What is being asked :: For this exercise, repeat all of the material verbatim apart from its images.

The records ::
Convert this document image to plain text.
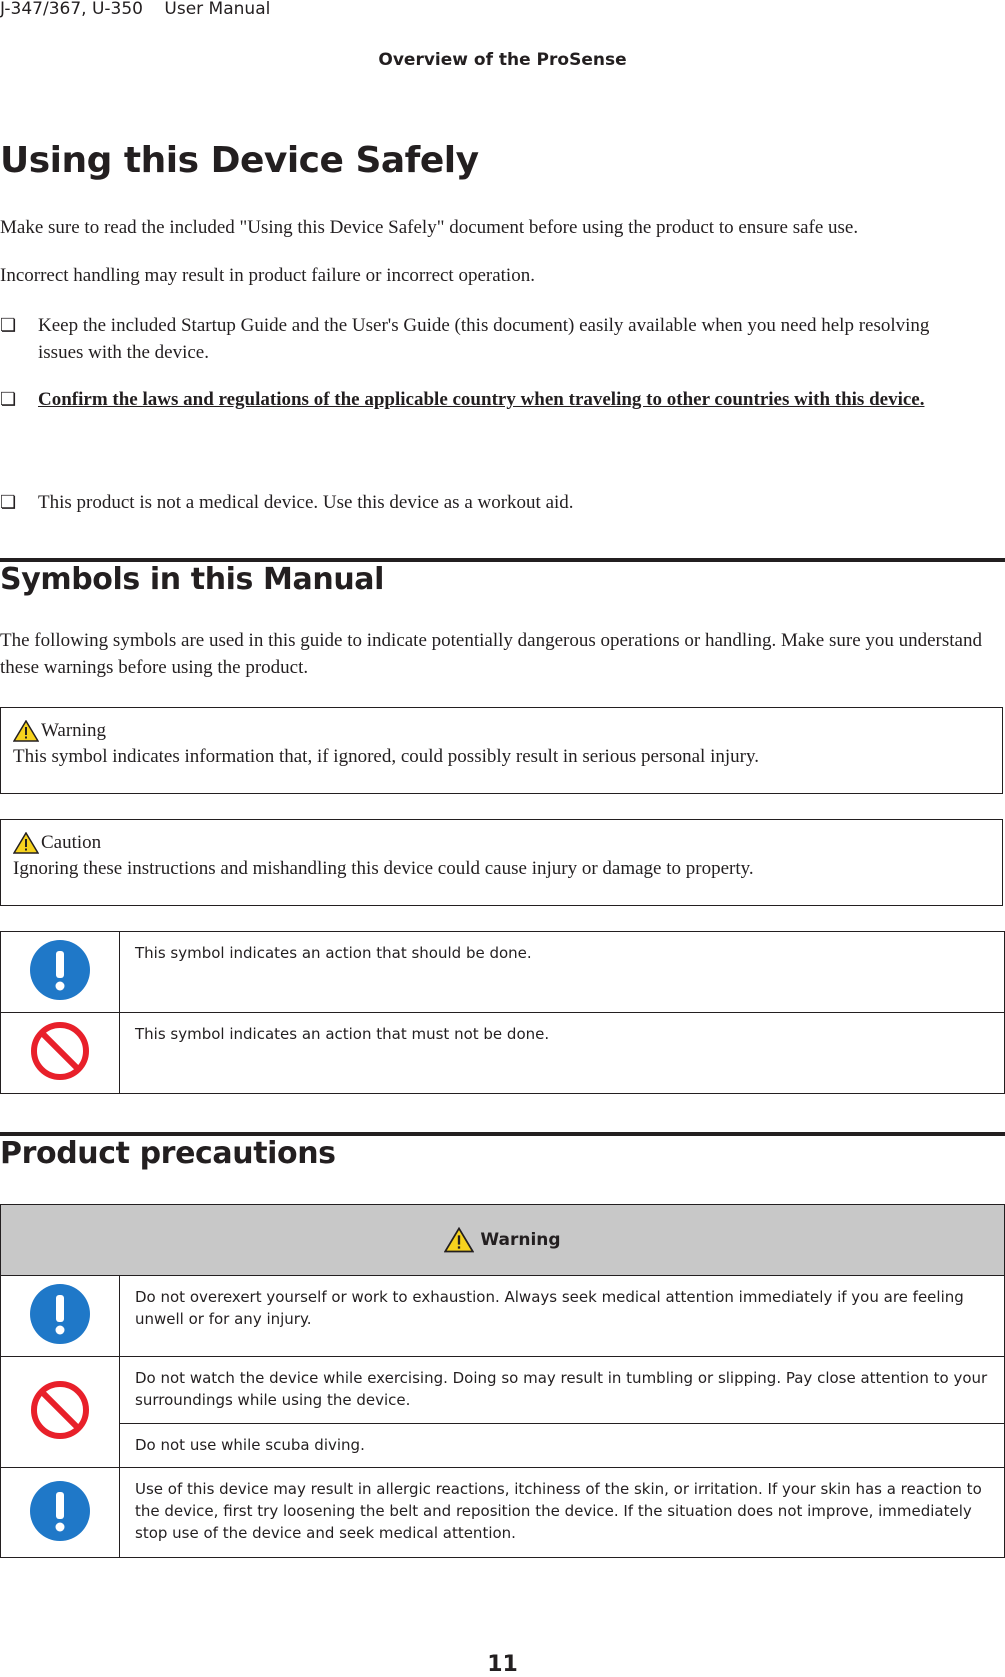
J-347/367, U-350 User Manual
Overview of the ProSense
Using this Device Safely

Make sure to read the included "Using this Device Safely" document before using the product to ensure safe use.

Incorrect handling may result in product failure or incorrect operation.

❏ Keep the included Startup Guide and the User's Guide (this document) easily available when you need help resolving issues with the device.
❏ Confirm the laws and regulations of the applicable country when traveling to other countries with this device.
❏ This product is not a medical device. Use this device as a workout aid.
Symbols in this Manual

The following symbols are used in this guide to indicate potentially dangerous operations or handling. Make sure you understand these warnings before using the product.

Warning
This symbol indicates information that, if ignored, could possibly result in serious personal injury.
Caution
Ignoring these instructions and mishandling this device could cause injury or damage to property.
	This symbol indicates an action that should be done.
	This symbol indicates an action that must not be done.
Product precautions
Warning	
	Do not overexert yourself or work to exhaustion. Always seek medical attention immediately if you are feeling unwell or for any injury.
	Do not watch the device while exercising. Doing so may result in tumbling or slipping. Pay close attention to your surroundings while using the device.
	Do not use while scuba diving.
	Use of this device may result in allergic reactions, itchiness of the skin, or irritation. If your skin has a reaction to the device, first try loosening the belt and reposition the device. If the situation does not improve, immediately stop use of the device and seek medical attention.
11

Expected answer ::
Convert this document image to plain text.
J-347/367, U-350 User Manual
Overview of the ProSense
Using this Device Safely

Make sure to read the included "Using this Device Safely" document before using the product to ensure safe use.

Incorrect handling may result in product failure or incorrect operation.

❏ Keep the included Startup Guide and the User's Guide (this document) easily available when you need help resolving issues with the device.
❏ Confirm the laws and regulations of the applicable country when traveling to other countries with this device.
❏ This product is not a medical device. Use this device as a workout aid.
Symbols in this Manual

The following symbols are used in this guide to indicate potentially dangerous operations or handling. Make sure you understand these warnings before using the product.

Warning
This symbol indicates information that, if ignored, could possibly result in serious personal injury.
Caution
Ignoring these instructions and mishandling this device could cause injury or damage to property.
	This symbol indicates an action that should be done.
	This symbol indicates an action that must not be done.
Product precautions
Warning	
	Do not overexert yourself or work to exhaustion. Always seek medical attention immediately if you are feeling unwell or for any injury.
	Do not watch the device while exercising. Doing so may result in tumbling or slipping. Pay close attention to your surroundings while using the device.
	Do not use while scuba diving.
	Use of this device may result in allergic reactions, itchiness of the skin, or irritation. If your skin has a reaction to the device, first try loosening the belt and reposition the device. If the situation does not improve, immediately stop use of the device and seek medical attention.
11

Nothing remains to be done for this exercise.